[BEGIN]

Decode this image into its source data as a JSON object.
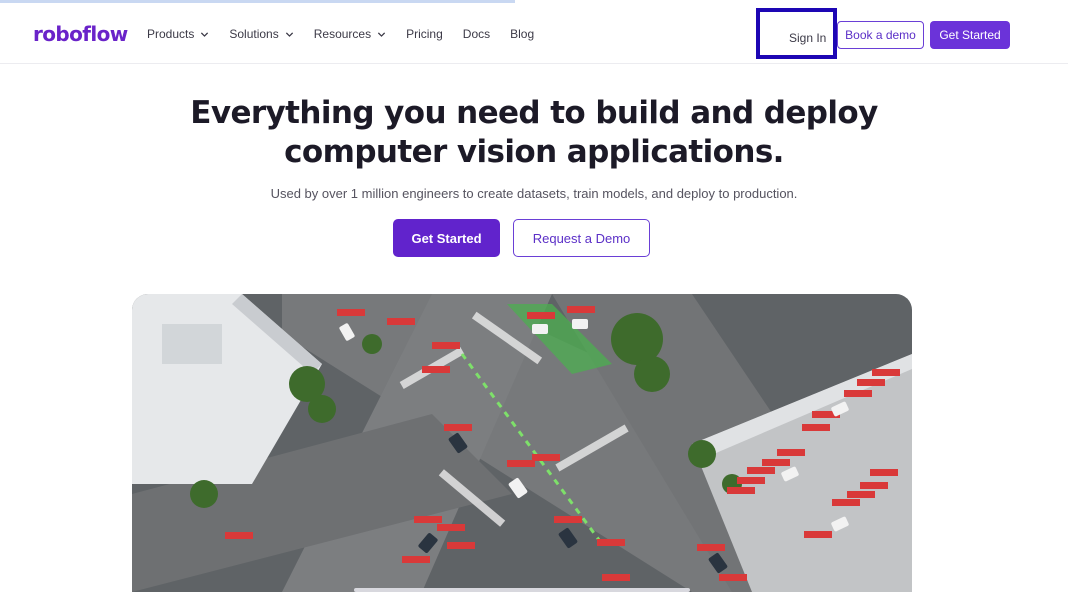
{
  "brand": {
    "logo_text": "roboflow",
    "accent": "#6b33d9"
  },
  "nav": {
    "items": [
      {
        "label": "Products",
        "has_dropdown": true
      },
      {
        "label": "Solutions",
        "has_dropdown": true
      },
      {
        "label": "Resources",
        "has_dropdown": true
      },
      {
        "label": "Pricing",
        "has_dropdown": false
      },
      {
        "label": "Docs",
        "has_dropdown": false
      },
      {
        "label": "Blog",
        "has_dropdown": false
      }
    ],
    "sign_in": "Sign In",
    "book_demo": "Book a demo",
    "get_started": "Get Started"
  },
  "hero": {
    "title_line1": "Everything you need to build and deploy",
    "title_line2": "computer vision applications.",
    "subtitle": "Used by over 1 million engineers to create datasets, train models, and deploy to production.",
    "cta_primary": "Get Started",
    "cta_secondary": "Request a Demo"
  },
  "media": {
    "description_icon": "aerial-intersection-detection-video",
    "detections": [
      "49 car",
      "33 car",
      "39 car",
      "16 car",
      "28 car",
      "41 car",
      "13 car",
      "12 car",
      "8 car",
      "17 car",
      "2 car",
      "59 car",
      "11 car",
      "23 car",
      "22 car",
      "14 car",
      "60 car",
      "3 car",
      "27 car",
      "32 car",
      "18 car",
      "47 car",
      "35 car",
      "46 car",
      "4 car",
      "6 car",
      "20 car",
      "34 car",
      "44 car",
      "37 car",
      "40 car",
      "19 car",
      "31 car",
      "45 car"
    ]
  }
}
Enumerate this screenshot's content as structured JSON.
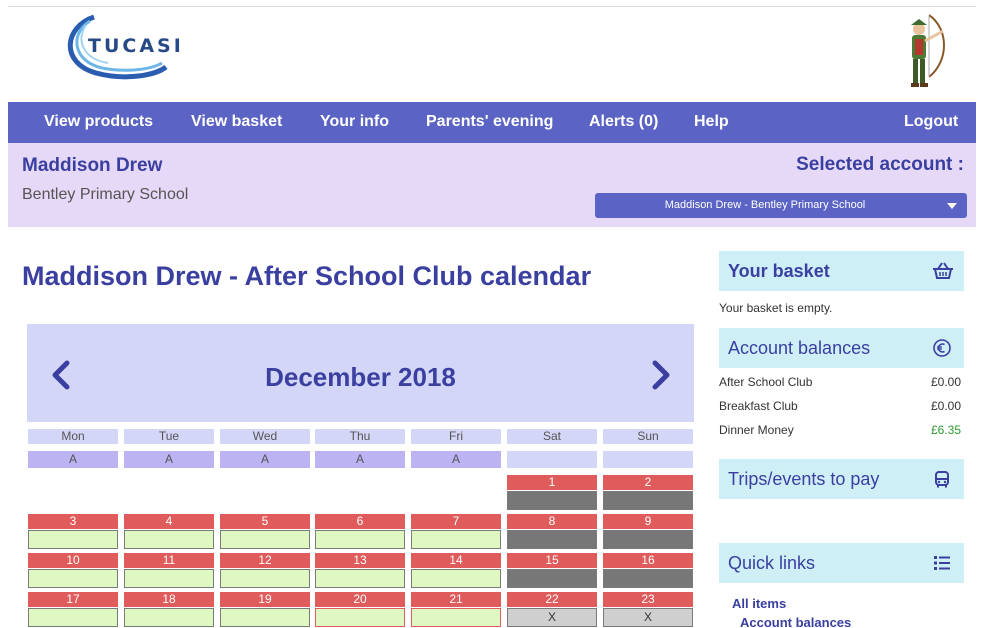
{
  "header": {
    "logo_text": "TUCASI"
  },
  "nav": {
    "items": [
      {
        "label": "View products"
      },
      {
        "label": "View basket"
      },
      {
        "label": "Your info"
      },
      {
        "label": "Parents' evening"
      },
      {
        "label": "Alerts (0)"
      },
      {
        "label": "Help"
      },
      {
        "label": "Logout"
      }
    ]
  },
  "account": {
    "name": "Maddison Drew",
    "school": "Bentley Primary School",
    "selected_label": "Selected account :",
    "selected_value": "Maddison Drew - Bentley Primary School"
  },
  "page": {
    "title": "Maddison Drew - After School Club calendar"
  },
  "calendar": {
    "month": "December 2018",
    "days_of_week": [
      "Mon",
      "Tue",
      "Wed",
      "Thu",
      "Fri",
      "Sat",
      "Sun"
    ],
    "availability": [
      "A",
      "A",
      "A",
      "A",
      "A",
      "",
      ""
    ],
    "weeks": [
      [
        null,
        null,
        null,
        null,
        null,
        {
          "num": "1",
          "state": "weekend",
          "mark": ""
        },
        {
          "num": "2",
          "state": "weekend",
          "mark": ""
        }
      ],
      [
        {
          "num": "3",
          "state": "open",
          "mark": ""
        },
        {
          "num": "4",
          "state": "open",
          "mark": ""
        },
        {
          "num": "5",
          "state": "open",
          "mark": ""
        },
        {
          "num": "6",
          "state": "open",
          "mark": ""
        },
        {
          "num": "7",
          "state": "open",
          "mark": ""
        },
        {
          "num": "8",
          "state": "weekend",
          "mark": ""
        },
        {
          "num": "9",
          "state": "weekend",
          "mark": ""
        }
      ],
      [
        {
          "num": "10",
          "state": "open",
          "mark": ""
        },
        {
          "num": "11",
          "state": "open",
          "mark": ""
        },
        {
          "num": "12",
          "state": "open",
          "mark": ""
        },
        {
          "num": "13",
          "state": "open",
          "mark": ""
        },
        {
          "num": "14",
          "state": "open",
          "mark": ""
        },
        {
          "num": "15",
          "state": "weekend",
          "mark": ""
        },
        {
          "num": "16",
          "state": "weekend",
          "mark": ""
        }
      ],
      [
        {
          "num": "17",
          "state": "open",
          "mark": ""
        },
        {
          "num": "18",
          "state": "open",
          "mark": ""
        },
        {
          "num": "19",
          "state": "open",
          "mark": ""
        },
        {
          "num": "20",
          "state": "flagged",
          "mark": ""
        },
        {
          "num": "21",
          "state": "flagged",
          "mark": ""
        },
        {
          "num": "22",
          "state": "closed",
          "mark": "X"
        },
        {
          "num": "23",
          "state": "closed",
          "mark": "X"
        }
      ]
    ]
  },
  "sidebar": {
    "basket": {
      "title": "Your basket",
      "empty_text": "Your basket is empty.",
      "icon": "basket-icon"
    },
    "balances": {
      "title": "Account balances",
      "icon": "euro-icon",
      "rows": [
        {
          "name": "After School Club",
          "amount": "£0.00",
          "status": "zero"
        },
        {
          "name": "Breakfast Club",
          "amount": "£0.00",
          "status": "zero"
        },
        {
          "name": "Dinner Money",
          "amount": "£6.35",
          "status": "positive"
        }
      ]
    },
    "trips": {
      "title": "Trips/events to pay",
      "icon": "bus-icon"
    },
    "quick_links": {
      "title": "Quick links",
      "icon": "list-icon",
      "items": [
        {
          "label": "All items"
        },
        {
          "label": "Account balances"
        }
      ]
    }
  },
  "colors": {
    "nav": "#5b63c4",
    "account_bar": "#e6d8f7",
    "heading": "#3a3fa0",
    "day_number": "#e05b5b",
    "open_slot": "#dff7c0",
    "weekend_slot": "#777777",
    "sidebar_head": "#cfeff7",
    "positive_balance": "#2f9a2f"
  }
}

[END]

• What to do:
Consider the entries above and return each line with the string "calendar".

• Response to this exercise:
    "title": "Maddison Drew - After School Club calendar"
  "calendar": {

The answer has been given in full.